┌──

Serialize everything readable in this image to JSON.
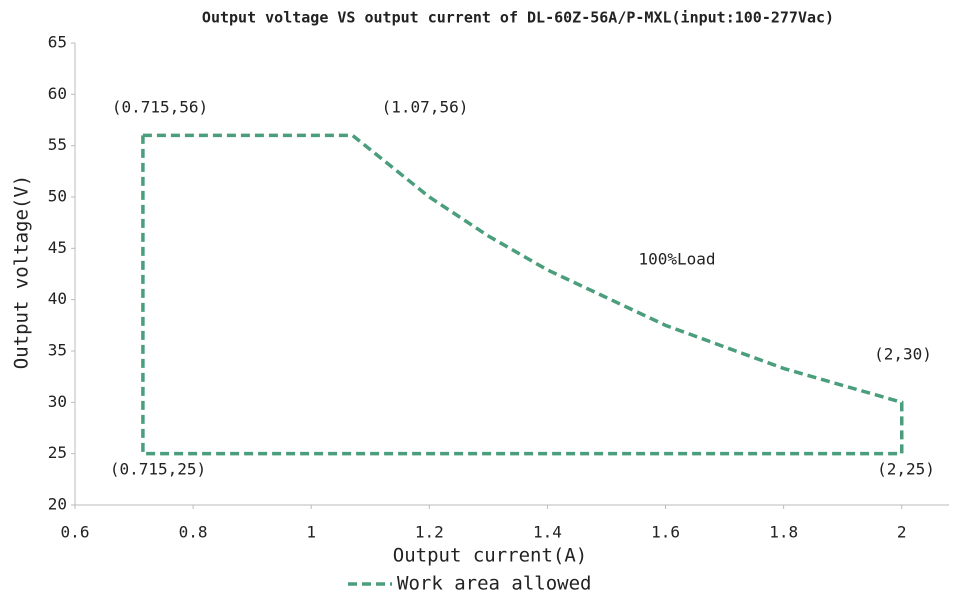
{
  "chart_data": {
    "type": "line",
    "title": "Output voltage VS output current of DL-60Z-56A/P-MXL(input:100-277Vac)",
    "x_label": "Output current(A)",
    "y_label": "Output voltage(V)",
    "x": [
      0.715,
      1.07,
      1.2,
      1.3,
      1.4,
      1.6,
      1.8,
      2,
      2,
      0.715,
      0.715
    ],
    "series": [
      {
        "name": "Work area allowed",
        "color": "#4a9e7c",
        "dashed": true,
        "values": [
          56,
          56,
          50,
          46.2,
          42.9,
          37.5,
          33.3,
          30,
          25,
          25,
          56
        ]
      }
    ],
    "annotations": [
      "(0.715,56)",
      "(1.07,56)",
      "100%Load",
      "(2,30)",
      "(0.715,25)",
      "(2,25)"
    ],
    "xlim": [
      0.6,
      2.08
    ],
    "xticks": [
      0.6,
      0.8,
      1,
      1.2,
      1.4,
      1.6,
      1.8,
      2
    ],
    "ylim": [
      20,
      65
    ],
    "yticks": [
      20,
      25,
      30,
      35,
      40,
      45,
      50,
      55,
      60,
      65
    ],
    "grid": false,
    "legend": "bottom"
  }
}
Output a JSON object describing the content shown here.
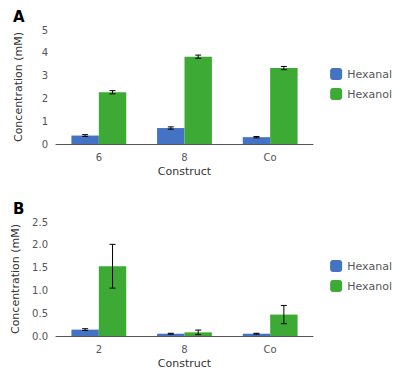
{
  "chart_data": [
    {
      "type": "bar",
      "title": "A",
      "xlabel": "Construct",
      "ylabel": "Concentration (mM)",
      "categories": [
        "6",
        "8",
        "Co"
      ],
      "series": [
        {
          "name": "Hexanal",
          "color": "#4472C4",
          "values": [
            0.37,
            0.7,
            0.3
          ],
          "errors": [
            0.04,
            0.05,
            0.03
          ]
        },
        {
          "name": "Hexanol",
          "color": "#3DAA35",
          "values": [
            2.27,
            3.83,
            3.33
          ],
          "errors": [
            0.07,
            0.07,
            0.07
          ]
        }
      ],
      "ylim": [
        0,
        5
      ],
      "yticks": [
        0,
        1,
        2,
        3,
        4,
        5
      ],
      "grid": false,
      "legend": "right"
    },
    {
      "type": "bar",
      "title": "B",
      "xlabel": "Construct",
      "ylabel": "Concentration (mM)",
      "categories": [
        "2",
        "8",
        "Co"
      ],
      "series": [
        {
          "name": "Hexanal",
          "color": "#4472C4",
          "values": [
            0.14,
            0.05,
            0.05
          ],
          "errors": [
            0.02,
            0.01,
            0.01
          ]
        },
        {
          "name": "Hexanol",
          "color": "#3DAA35",
          "values": [
            1.53,
            0.08,
            0.47
          ],
          "errors": [
            0.48,
            0.05,
            0.2
          ]
        }
      ],
      "ylim": [
        0,
        2.5
      ],
      "yticks": [
        {
          "value": 0,
          "label": "0.0"
        },
        0.5,
        {
          "value": 1,
          "label": "1.0"
        },
        1.5,
        {
          "value": 2,
          "label": "2.0"
        },
        2.5
      ],
      "grid": false,
      "legend": "right"
    }
  ]
}
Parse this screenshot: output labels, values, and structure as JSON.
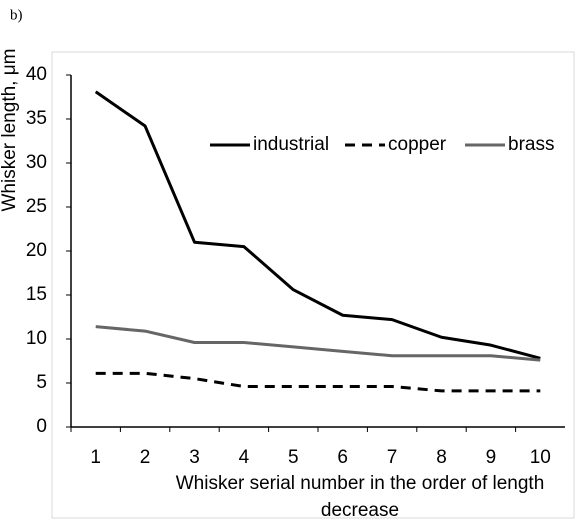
{
  "chart_data": {
    "type": "line",
    "panel_label": "b)",
    "y_label": "Whisker length, μm",
    "x_label": "Whisker serial number in the order of length decrease",
    "categories": [
      "1",
      "2",
      "3",
      "4",
      "5",
      "6",
      "7",
      "8",
      "9",
      "10"
    ],
    "series": [
      {
        "name": "industrial",
        "color": "#000000",
        "line_style": "solid",
        "values": [
          38.1,
          34.2,
          21.0,
          20.5,
          15.6,
          12.7,
          12.2,
          10.2,
          9.3,
          7.8
        ]
      },
      {
        "name": "copper",
        "color": "#000000",
        "line_style": "dashed",
        "values": [
          6.1,
          6.1,
          5.5,
          4.6,
          4.6,
          4.6,
          4.6,
          4.1,
          4.1,
          4.1
        ]
      },
      {
        "name": "brass",
        "color": "#666666",
        "line_style": "solid",
        "values": [
          11.4,
          10.9,
          9.6,
          9.6,
          9.1,
          8.6,
          8.1,
          8.1,
          8.1,
          7.6
        ]
      }
    ],
    "ylim": [
      0,
      40
    ],
    "yticks": [
      0,
      5,
      10,
      15,
      20,
      25,
      30,
      35,
      40
    ],
    "grid": false
  }
}
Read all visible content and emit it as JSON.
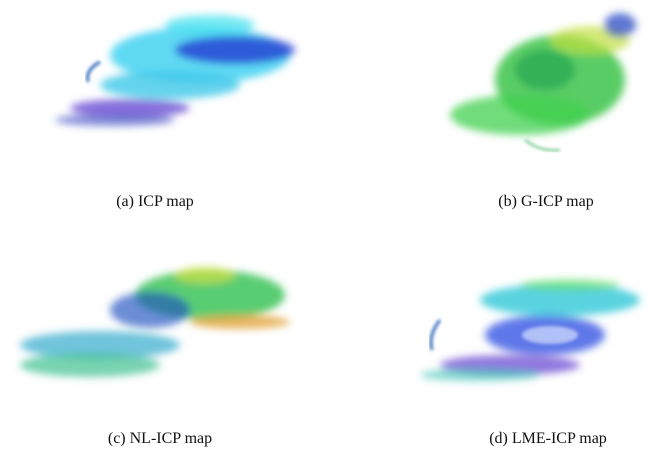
{
  "figures": [
    {
      "caption": "(a) ICP map"
    },
    {
      "caption": "(b) G-ICP map"
    },
    {
      "caption": "(c) NL-ICP map"
    },
    {
      "caption": "(d) LME-ICP map"
    }
  ]
}
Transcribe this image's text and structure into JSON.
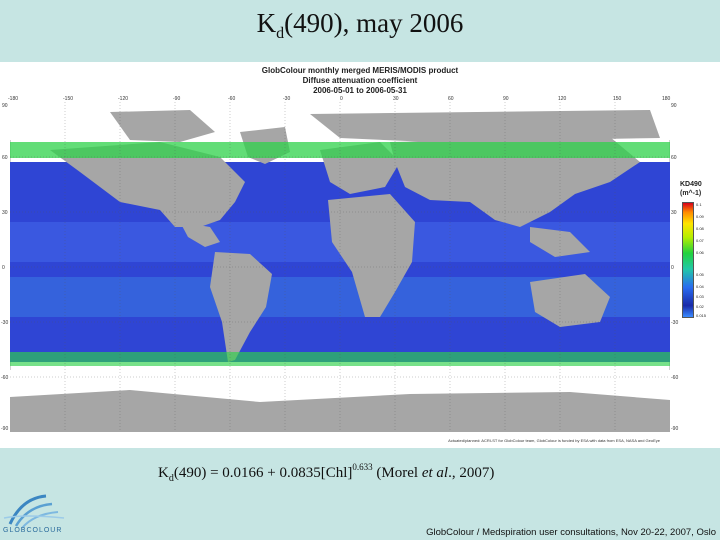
{
  "slide": {
    "title_main": "K",
    "title_sub": "d",
    "title_rest": "(490), may 2006"
  },
  "map": {
    "header_line1": "GlobColour monthly merged MERIS/MODIS product",
    "header_line2": "Diffuse attenuation coefficient",
    "header_line3": "2006-05-01 to 2006-05-31",
    "top_ticks": [
      "-180",
      "-150",
      "-120",
      "-90",
      "-60",
      "-30",
      "0",
      "30",
      "60",
      "90",
      "120",
      "150",
      "180"
    ],
    "left_ticks": [
      "90",
      "60",
      "30",
      "0",
      "-30",
      "-60",
      "-90"
    ],
    "right_ticks": [
      "90",
      "60",
      "30",
      "0",
      "-30",
      "-60",
      "-90"
    ],
    "credit": "Actuated/planned: ACRI-ST for GlobColour team, GlobColour is funded by ESA with data from ESA, NASA and GeoEye",
    "colors": {
      "land": "#a6a6a6",
      "ocean_low": "#2a3ed0",
      "ocean_high": "#22cc44",
      "ice": "#ffffff"
    }
  },
  "legend": {
    "title_line1": "KD490",
    "title_line2": "(m^-1)",
    "ticks": [
      "0.1",
      "0.09",
      "0.08",
      "0.07",
      "0.06",
      "0.05",
      "0.04",
      "0.03",
      "0.02",
      "0.015"
    ]
  },
  "formula": {
    "k": "K",
    "k_sub": "d",
    "body": "(490) = 0.0166 + 0.0835[Chl]",
    "exponent": "0.633",
    "cite_open": " (Morel ",
    "cite_etal": "et al",
    "cite_close": "., 2007)"
  },
  "footer": {
    "text": "GlobColour / Medspiration user consultations, Nov 20-22, 2007, Oslo",
    "logo_text": "GLOBCOLOUR"
  }
}
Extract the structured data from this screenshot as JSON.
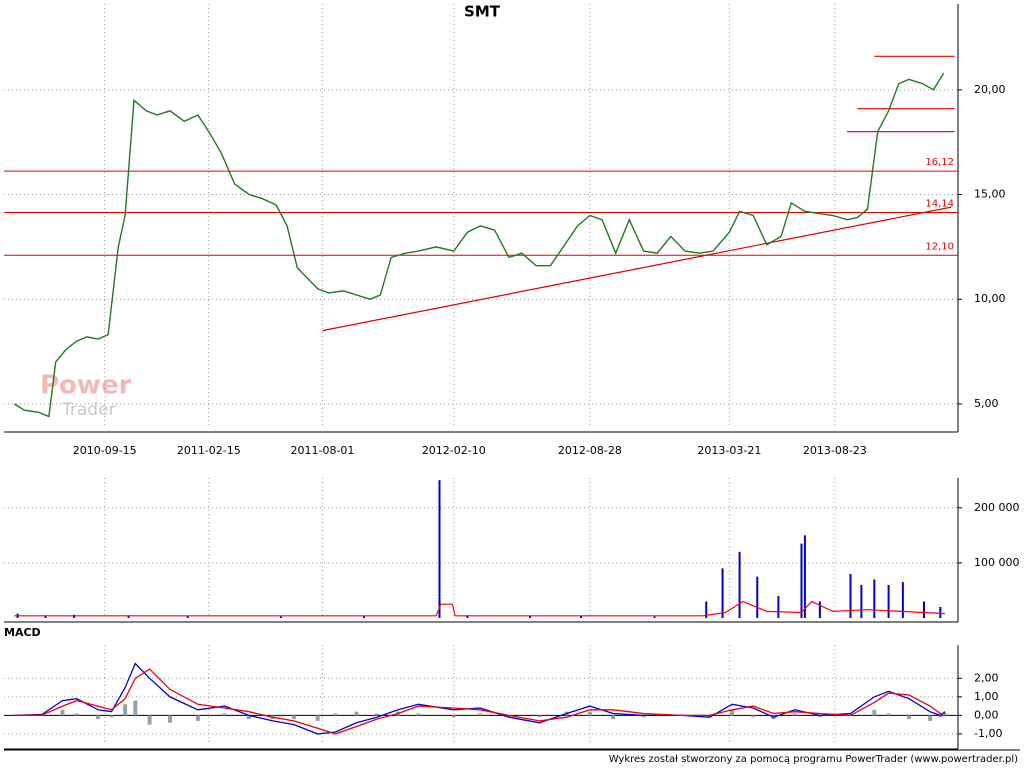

└──

→ **GIVEN PROBLEM**
Each line with the string "voltage" in it needs to be found and copied.

→ **ANSWER TO THIS TASK**
    "title": "Output voltage VS output current of DL-60Z-56A/P-MXL(input:100-277Vac)",
    "y_label": "Output voltage(V)",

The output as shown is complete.